**DATA PROVIDED**
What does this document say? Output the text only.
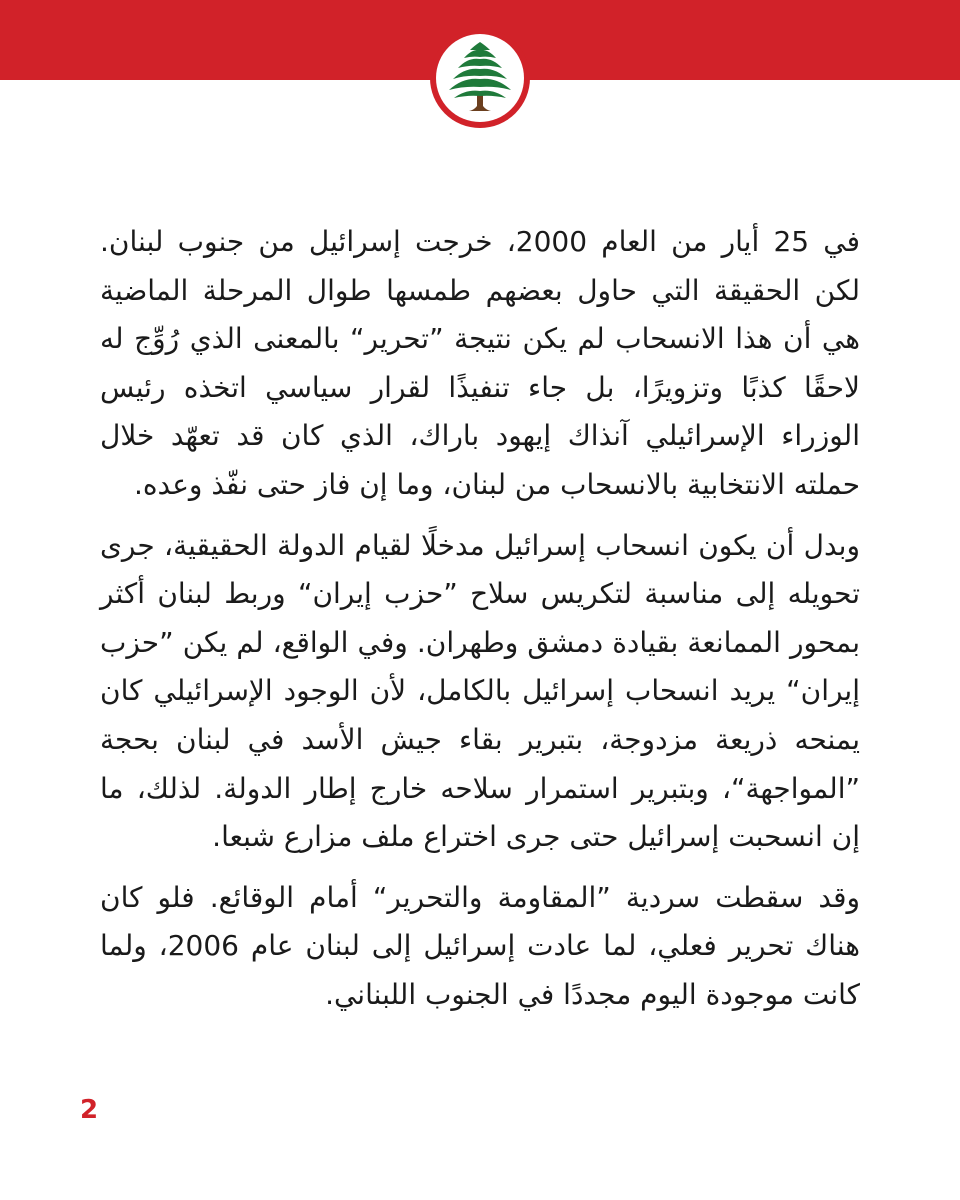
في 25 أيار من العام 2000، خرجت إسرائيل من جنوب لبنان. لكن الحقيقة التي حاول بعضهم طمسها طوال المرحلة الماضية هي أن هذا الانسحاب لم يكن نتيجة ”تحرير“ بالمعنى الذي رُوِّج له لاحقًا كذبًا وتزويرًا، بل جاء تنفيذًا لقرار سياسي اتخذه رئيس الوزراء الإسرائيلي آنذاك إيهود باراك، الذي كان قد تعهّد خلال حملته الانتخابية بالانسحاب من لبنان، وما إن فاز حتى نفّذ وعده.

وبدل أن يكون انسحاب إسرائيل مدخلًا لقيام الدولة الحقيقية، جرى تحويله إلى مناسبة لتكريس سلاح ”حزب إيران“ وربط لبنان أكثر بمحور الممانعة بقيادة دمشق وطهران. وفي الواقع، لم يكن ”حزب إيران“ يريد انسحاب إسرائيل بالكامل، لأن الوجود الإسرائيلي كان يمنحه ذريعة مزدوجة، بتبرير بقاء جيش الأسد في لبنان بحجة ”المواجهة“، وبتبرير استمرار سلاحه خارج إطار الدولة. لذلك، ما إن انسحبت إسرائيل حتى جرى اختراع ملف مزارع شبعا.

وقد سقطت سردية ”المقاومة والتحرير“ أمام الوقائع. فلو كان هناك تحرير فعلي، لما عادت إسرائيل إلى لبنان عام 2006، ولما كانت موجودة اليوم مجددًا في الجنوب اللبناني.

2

---

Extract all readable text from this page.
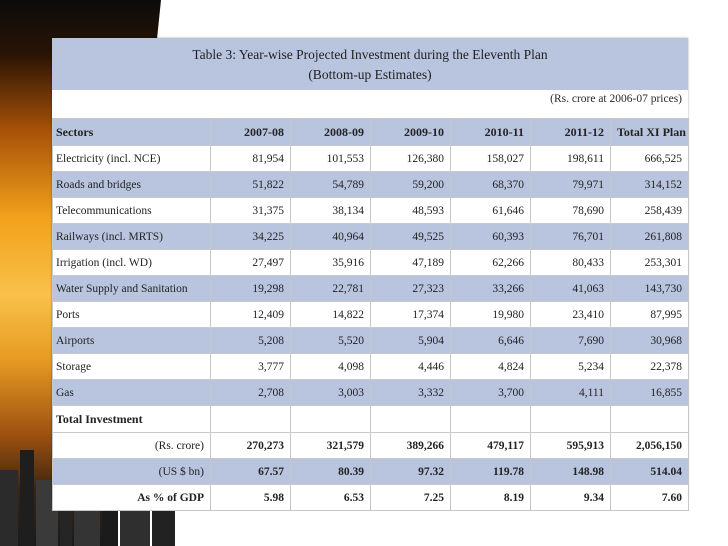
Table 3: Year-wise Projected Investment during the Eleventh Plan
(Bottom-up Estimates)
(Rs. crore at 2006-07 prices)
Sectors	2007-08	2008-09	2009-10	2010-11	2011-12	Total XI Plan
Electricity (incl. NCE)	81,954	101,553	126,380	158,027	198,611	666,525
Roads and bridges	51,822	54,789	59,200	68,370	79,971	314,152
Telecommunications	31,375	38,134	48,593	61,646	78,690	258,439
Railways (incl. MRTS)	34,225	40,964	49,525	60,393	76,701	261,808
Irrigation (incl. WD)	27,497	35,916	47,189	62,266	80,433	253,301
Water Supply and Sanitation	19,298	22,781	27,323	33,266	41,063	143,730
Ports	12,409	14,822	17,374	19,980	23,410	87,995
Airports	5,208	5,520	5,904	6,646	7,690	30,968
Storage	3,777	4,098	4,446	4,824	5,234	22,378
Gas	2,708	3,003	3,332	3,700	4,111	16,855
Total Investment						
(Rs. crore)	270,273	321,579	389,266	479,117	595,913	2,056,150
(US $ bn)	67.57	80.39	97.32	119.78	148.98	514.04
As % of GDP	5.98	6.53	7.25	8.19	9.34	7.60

==

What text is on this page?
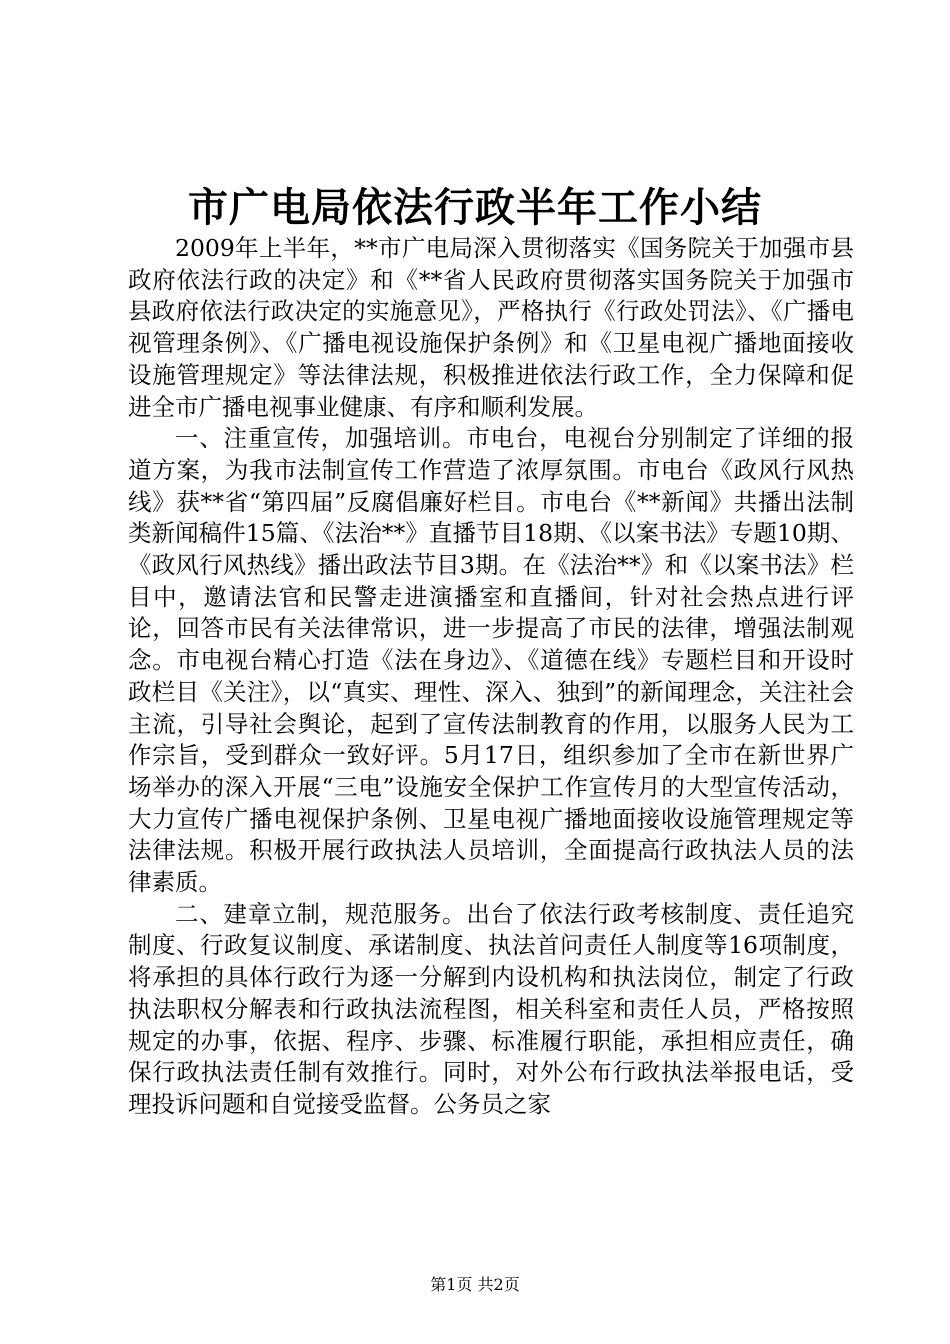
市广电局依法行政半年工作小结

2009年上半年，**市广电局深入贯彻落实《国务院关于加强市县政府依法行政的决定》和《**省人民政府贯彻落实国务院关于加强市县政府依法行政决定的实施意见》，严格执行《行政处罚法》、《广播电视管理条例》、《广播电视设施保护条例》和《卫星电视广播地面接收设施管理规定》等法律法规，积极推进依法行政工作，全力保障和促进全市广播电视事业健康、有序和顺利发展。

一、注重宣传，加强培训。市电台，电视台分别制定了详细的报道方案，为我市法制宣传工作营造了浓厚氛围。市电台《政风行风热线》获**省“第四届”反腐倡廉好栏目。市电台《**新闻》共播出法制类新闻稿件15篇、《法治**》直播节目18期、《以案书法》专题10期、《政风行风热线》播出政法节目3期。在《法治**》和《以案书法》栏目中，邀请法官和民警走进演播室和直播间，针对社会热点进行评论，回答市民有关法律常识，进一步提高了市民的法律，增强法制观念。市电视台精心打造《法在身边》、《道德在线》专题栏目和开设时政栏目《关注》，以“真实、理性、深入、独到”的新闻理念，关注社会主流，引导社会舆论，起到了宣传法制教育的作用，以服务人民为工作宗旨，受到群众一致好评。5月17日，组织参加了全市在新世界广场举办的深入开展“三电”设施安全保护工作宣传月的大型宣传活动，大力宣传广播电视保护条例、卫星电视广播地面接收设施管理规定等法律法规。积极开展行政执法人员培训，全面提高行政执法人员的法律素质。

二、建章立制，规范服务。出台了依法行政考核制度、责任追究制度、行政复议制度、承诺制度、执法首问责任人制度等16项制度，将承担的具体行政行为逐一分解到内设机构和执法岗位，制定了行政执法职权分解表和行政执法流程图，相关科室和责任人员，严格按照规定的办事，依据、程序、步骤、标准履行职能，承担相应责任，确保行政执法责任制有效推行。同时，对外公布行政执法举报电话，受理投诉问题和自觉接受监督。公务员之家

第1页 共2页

**WRITTEN PROBLEM**
Pull out every line in the data above that has the word "لبنان".

**WRITTEN SOLUTION**
في 25 أيار من العام 2000، خرجت إسرائيل من جنوب لبنان. لكن الحقيقة التي حاول بعضهم طمسها طوال المرحلة الماضية هي أن هذا الانسحاب لم يكن نتيجة ”تحرير“ بالمعنى الذي رُوِّج له لاحقًا كذبًا وتزويرًا، بل جاء تنفيذًا لقرار سياسي اتخذه رئيس الوزراء الإسرائيلي آنذاك إيهود باراك، الذي كان قد تعهّد خلال حملته الانتخابية بالانسحاب من لبنان، وما إن فاز حتى نفّذ وعده.
وبدل أن يكون انسحاب إسرائيل مدخلًا لقيام الدولة الحقيقية، جرى تحويله إلى مناسبة لتكريس سلاح ”حزب إيران“ وربط لبنان أكثر بمحور الممانعة بقيادة دمشق وطهران. وفي الواقع، لم يكن ”حزب إيران“ يريد انسحاب إسرائيل بالكامل، لأن الوجود الإسرائيلي كان يمنحه ذريعة مزدوجة، بتبرير بقاء جيش الأسد في لبنان بحجة ”المواجهة“، وبتبرير استمرار سلاحه خارج إطار الدولة. لذلك، ما إن انسحبت إسرائيل حتى جرى اختراع ملف مزارع شبعا.
وقد سقطت سردية ”المقاومة والتحرير“ أمام الوقائع. فلو كان هناك تحرير فعلي، لما عادت إسرائيل إلى لبنان عام 2006، ولما كانت موجودة اليوم مجددًا في الجنوب اللبناني.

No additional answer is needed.